Data extracted from a collection
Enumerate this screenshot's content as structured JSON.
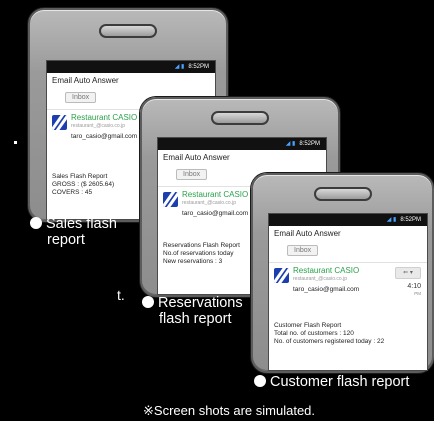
{
  "edge_text": {
    "period": "t."
  },
  "phones": [
    {
      "status": {
        "time": "8:52PM"
      },
      "app_title": "Email Auto Answer",
      "inbox_label": "Inbox",
      "sender_name": "Restaurant CASIO",
      "sender_sub": "restaurant_@casio.co.jp",
      "sender_email": "taro_casio@gmail.com",
      "report_lines": [
        "Sales Flash Report",
        "GROSS : ($ 2605.64)",
        "COVERS : 45"
      ],
      "caption": [
        "Sales flash",
        "report"
      ]
    },
    {
      "status": {
        "time": "8:52PM"
      },
      "app_title": "Email Auto Answer",
      "inbox_label": "Inbox",
      "sender_name": "Restaurant CASIO",
      "sender_sub": "restaurant_@casio.co.jp",
      "sender_email": "taro_casio@gmail.com",
      "report_lines": [
        "Reservations Flash Report",
        "No.of reservations today",
        "New reservations : 3"
      ],
      "caption": [
        "Reservations",
        "flash report"
      ]
    },
    {
      "status": {
        "time": "8:52PM"
      },
      "app_title": "Email Auto Answer",
      "inbox_label": "Inbox",
      "sender_name": "Restaurant CASIO",
      "sender_sub": "restaurant_@casio.co.jp",
      "sender_email": "taro_casio@gmail.com",
      "meta_button": "⇐ ▾",
      "meta_time": "4:10",
      "meta_time_sub": "PM",
      "report_lines": [
        "Customer Flash Report",
        "Total no. of customers : 120",
        "No. of customers registered today : 22"
      ],
      "caption": [
        "Customer flash report"
      ]
    }
  ],
  "footnote": "※Screen shots are simulated."
}
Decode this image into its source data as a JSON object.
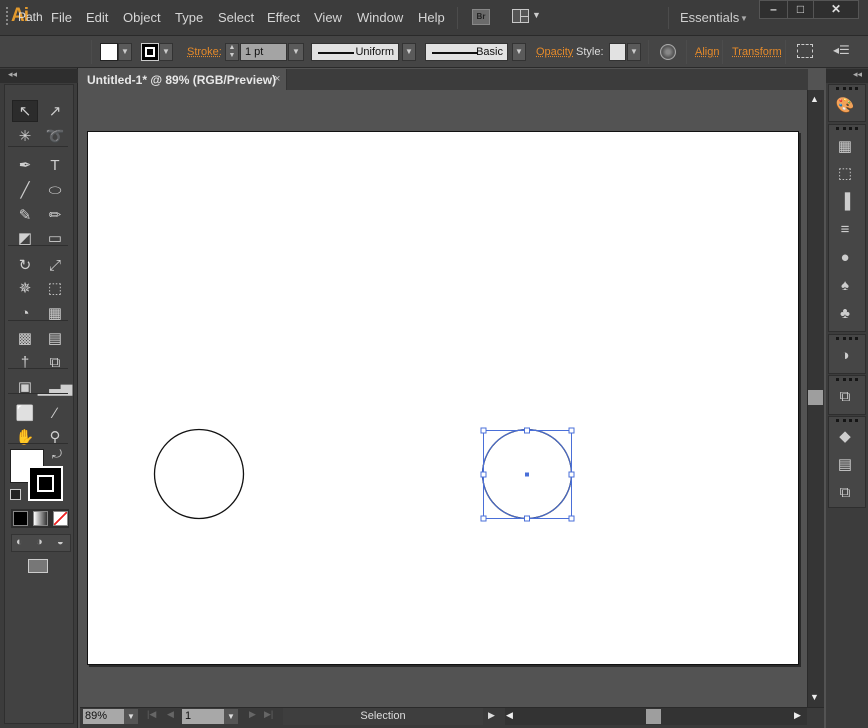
{
  "app": {
    "logo": "Ai"
  },
  "menubar": {
    "items": [
      "File",
      "Edit",
      "Object",
      "Type",
      "Select",
      "Effect",
      "View",
      "Window",
      "Help"
    ],
    "bridge_label": "Br",
    "workspace": "Essentials",
    "window_controls": {
      "minimize": "–",
      "maximize": "□",
      "close": "✕"
    }
  },
  "control_bar": {
    "selection_type": "Path",
    "fill_color": "#ffffff",
    "stroke_label": "Stroke:",
    "stroke_weight": "1 pt",
    "variable_width_profile": "Uniform",
    "brush_definition": "Basic",
    "opacity_label": "Opacity",
    "style_label": "Style:",
    "align_label": "Align",
    "transform_label": "Transform"
  },
  "document_tab": {
    "title": "Untitled-1* @ 89% (RGB/Preview)",
    "close": "×"
  },
  "tools": [
    {
      "name": "selection-tool",
      "glyph": "↖",
      "selected": true
    },
    {
      "name": "direct-selection-tool",
      "glyph": "↗"
    },
    {
      "name": "magic-wand-tool",
      "glyph": "✳"
    },
    {
      "name": "lasso-tool",
      "glyph": "➰"
    },
    {
      "name": "pen-tool",
      "glyph": "✒"
    },
    {
      "name": "type-tool",
      "glyph": "T"
    },
    {
      "name": "line-segment-tool",
      "glyph": "╱"
    },
    {
      "name": "ellipse-tool",
      "glyph": "⬭"
    },
    {
      "name": "paintbrush-tool",
      "glyph": "✎"
    },
    {
      "name": "pencil-tool",
      "glyph": "✏"
    },
    {
      "name": "blob-brush-tool",
      "glyph": "◩"
    },
    {
      "name": "eraser-tool",
      "glyph": "▭"
    },
    {
      "name": "rotate-tool",
      "glyph": "↻"
    },
    {
      "name": "scale-tool",
      "glyph": "⤢"
    },
    {
      "name": "warp-tool",
      "glyph": "✵"
    },
    {
      "name": "free-transform-tool",
      "glyph": "⬚"
    },
    {
      "name": "shape-builder-tool",
      "glyph": "◔"
    },
    {
      "name": "perspective-grid-tool",
      "glyph": "▦"
    },
    {
      "name": "mesh-tool",
      "glyph": "▩"
    },
    {
      "name": "gradient-tool",
      "glyph": "▤"
    },
    {
      "name": "eyedropper-tool",
      "glyph": "†"
    },
    {
      "name": "blend-tool",
      "glyph": "⧉"
    },
    {
      "name": "symbol-sprayer-tool",
      "glyph": "▣"
    },
    {
      "name": "column-graph-tool",
      "glyph": "▁▃▅"
    },
    {
      "name": "artboard-tool",
      "glyph": "⬜"
    },
    {
      "name": "slice-tool",
      "glyph": "∕"
    },
    {
      "name": "hand-tool",
      "glyph": "✋"
    },
    {
      "name": "zoom-tool",
      "glyph": "⚲"
    }
  ],
  "color_swatches": {
    "fill": "#ffffff",
    "stroke": "#000000"
  },
  "status_bar": {
    "zoom": "89%",
    "artboard_number": "1",
    "current_tool": "Selection"
  },
  "right_panels": [
    {
      "name": "color-panel-icon",
      "glyph": "🎨"
    },
    {
      "name": "swatches-panel-icon",
      "glyph": "▦"
    },
    {
      "name": "transform-panel-icon",
      "glyph": "⬚"
    },
    {
      "name": "align-panel-icon",
      "glyph": "▐"
    },
    {
      "name": "stroke-panel-icon",
      "glyph": "≡"
    },
    {
      "name": "appearance-panel-icon",
      "glyph": "●"
    },
    {
      "name": "brushes-panel-icon",
      "glyph": "♠"
    },
    {
      "name": "symbols-panel-icon",
      "glyph": "♣"
    },
    {
      "name": "transparency-panel-icon",
      "glyph": "◑"
    },
    {
      "name": "artboards-panel-icon",
      "glyph": "⧉"
    },
    {
      "name": "layers-panel-icon",
      "glyph": "◆"
    },
    {
      "name": "gradient-panel-icon",
      "glyph": "▤"
    },
    {
      "name": "pathfinder-panel-icon",
      "glyph": "⧉"
    }
  ],
  "canvas": {
    "objects": [
      {
        "type": "ellipse",
        "selected": false
      },
      {
        "type": "ellipse",
        "selected": true
      }
    ],
    "selection_color": "#4a6fd8"
  }
}
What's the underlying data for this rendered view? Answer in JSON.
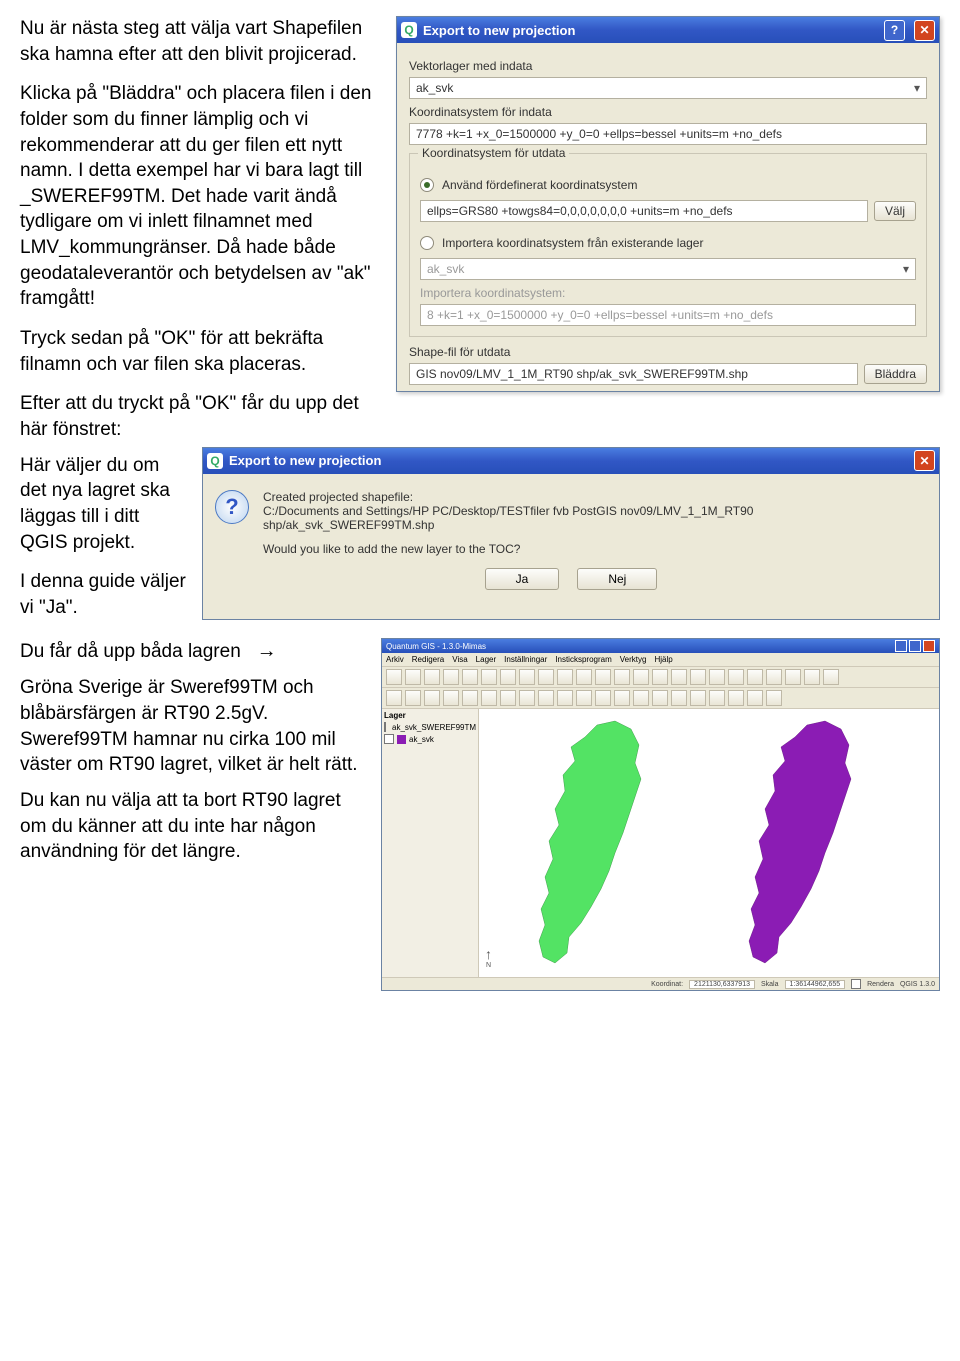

**WHAT TO WORK ON**
Show the lines that mention the word "today".

**CORRECT RESULT**
        "No.of reservations today",
        "No. of customers registered today : 22"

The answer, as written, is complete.